課題の目的 = KiCADの話の本文から、「KiCADは機能があまり多く」で始まり「紙と鉛筆だと間違えるんで、部品に配線が付いてくるこれは便利。」で終わる部分を、「鉛筆」を「シャープペンシル」に書き換えて書き出してください。

本文の抜粋 =
┄┄┄┄┄┄

禁断のClassAA基板も作成してみようかなと思ったのですが、基板設計のノウハウもなく、また使用部品のフットプリントもなかなか見つからず、基板作成の方はお預けです。

KiCADも6.0がリリースされましたが、データフォーマットやUIに結構な変更があるようです。

三毛にゃんジェロさん

KiCADは機能があまり多くないので、わりと迷わずに使えるように出来ていると思います。
最初につまづくのはフットプリントですよね。 探すよりも自分で作った方が手っ取り早いかもしれないです。

KiCAD 6は入れてみたけど、時折落ちるのでもう少しだけ待った方が良いかもしれません。データを変換しちゃうと5に戻れません。

KiCAD6使い始めました。
PCBを起こすわけではなく、部品のレイアウトのためです。

紙と鉛筆だと間違えるんで、部品に配線が付いてくるこれは便利。
無茶するとハングしますが、無理しないように使ってます。
フットプリントはリストから選択するだけなんで適当ですが。

シャーシの穴開けテンプレートはSolidEdgeで作ってます。
適当に操作するんで、原点がいつも変なところになってしまいます。
正しい使い方は知りません(笑)

天 婦羅夫さん

KiCadを部品配置にご活用とか。いいことを聞きました。
タカスのIC-701系ユニバーサル基板はそのパターンを紙に印刷して、ペンで書き入れてましたが、特に大きな電解コンデンサでは微妙な試行錯誤の繰り返しで紙の汚くなること。

今度、KiCadも部品レイアウトに使ってみることにします。
慣れれば、基板も作れるかな?

天 婦羅夫さん

KiCAD6を使い始めたとのこと、嬉しいです。 部品配置などは適当な2D-CADでも良いとは思うのですが、その「適当な」CADが見つからないです。

┄┄┄┄┄┄

[コレクションから抜粋した記録]
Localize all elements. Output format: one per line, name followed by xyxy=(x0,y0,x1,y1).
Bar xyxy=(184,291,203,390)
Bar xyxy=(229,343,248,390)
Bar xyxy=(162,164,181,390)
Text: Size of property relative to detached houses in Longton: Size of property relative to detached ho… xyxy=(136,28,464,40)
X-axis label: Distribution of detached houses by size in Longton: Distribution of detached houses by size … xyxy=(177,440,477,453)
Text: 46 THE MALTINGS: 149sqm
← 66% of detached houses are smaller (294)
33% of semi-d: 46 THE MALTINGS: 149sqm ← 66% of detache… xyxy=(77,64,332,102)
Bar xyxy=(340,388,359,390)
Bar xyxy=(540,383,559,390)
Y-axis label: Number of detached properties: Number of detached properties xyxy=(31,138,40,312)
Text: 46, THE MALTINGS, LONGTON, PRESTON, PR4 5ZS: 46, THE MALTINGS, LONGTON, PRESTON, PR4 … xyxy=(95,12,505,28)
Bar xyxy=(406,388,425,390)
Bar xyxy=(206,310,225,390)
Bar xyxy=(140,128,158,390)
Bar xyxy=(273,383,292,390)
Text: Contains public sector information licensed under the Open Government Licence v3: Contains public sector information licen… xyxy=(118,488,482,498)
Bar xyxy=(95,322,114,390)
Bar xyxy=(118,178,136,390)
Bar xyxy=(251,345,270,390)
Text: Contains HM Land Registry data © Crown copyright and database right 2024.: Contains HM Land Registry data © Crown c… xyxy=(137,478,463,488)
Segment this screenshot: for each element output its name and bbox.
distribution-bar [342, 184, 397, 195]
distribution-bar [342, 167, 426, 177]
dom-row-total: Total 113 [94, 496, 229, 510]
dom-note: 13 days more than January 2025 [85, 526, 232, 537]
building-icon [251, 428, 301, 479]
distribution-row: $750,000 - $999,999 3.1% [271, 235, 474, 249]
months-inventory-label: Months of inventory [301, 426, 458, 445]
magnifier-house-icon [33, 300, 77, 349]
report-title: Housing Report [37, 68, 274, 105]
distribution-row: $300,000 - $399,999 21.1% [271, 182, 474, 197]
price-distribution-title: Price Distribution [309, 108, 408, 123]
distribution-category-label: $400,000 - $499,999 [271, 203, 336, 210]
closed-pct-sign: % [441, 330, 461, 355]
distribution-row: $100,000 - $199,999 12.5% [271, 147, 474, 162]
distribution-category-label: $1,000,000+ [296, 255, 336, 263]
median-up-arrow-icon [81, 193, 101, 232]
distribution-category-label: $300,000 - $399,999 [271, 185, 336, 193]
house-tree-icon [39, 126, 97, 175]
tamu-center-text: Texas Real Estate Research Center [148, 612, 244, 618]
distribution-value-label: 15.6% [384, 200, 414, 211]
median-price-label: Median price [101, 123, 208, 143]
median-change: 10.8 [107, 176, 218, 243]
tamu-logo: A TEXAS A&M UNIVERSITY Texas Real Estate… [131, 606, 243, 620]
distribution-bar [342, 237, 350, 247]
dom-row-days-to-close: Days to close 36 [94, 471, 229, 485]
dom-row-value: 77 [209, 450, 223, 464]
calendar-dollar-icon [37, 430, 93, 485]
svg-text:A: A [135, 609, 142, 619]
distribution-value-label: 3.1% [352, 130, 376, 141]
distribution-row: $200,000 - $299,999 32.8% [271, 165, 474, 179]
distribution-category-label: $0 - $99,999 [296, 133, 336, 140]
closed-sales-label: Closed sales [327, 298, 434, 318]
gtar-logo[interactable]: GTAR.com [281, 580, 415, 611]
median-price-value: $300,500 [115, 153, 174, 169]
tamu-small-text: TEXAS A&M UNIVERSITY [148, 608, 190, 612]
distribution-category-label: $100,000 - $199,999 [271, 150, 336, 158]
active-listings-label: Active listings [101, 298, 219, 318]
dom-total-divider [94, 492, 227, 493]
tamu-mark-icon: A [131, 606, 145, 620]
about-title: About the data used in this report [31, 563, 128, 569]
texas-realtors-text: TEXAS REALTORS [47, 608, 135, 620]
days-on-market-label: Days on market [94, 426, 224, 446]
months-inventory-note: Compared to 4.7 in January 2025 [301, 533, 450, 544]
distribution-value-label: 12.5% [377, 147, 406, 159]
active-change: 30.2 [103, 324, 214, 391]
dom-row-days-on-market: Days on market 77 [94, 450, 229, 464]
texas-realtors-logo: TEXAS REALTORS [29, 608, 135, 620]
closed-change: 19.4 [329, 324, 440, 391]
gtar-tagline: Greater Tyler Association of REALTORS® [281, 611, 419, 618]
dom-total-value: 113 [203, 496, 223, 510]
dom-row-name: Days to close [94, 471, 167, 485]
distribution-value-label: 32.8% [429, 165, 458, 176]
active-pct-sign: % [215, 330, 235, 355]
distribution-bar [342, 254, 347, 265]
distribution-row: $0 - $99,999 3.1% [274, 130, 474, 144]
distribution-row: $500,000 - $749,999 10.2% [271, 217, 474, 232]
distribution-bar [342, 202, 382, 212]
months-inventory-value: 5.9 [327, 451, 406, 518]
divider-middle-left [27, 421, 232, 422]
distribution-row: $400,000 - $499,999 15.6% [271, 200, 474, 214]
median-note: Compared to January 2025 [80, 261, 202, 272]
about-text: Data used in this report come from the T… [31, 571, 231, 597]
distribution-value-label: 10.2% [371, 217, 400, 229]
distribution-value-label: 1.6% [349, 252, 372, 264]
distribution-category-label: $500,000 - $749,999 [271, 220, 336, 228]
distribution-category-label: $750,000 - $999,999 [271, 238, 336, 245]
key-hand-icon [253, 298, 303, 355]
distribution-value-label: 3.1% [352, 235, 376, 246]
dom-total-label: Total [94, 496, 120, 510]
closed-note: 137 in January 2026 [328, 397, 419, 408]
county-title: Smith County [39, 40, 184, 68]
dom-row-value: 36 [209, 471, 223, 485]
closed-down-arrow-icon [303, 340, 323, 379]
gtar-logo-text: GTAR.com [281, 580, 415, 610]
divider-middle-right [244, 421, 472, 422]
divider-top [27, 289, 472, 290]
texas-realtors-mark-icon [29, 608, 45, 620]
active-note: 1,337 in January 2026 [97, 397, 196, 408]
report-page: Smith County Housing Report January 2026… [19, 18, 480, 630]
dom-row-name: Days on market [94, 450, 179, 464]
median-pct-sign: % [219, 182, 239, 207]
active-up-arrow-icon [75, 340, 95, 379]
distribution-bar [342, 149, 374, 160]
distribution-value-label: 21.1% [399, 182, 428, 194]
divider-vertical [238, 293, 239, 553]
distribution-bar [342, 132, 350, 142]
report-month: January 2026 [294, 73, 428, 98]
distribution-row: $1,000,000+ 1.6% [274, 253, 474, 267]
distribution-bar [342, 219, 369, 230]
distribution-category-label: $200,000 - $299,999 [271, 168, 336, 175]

┄┄┄┄┄┄

この課題の答え =
KiCADは機能があまり多くないので、わりと迷わずに使えるように出来ていると思います。
最初につまづくのはフットプリントですよね。 探すよりも自分で作った方が手っ取り早いかもしれないです。

KiCAD 6は入れてみたけど、時折落ちるのでもう少しだけ待った方が良いかもしれません。データを変換しちゃうと5に戻れません。

KiCAD6使い始めました。
PCBを起こすわけではなく、部品のレイアウトのためです。

紙とシャープペンシルだと間違えるんで、部品に配線が付いてくるこれは便利。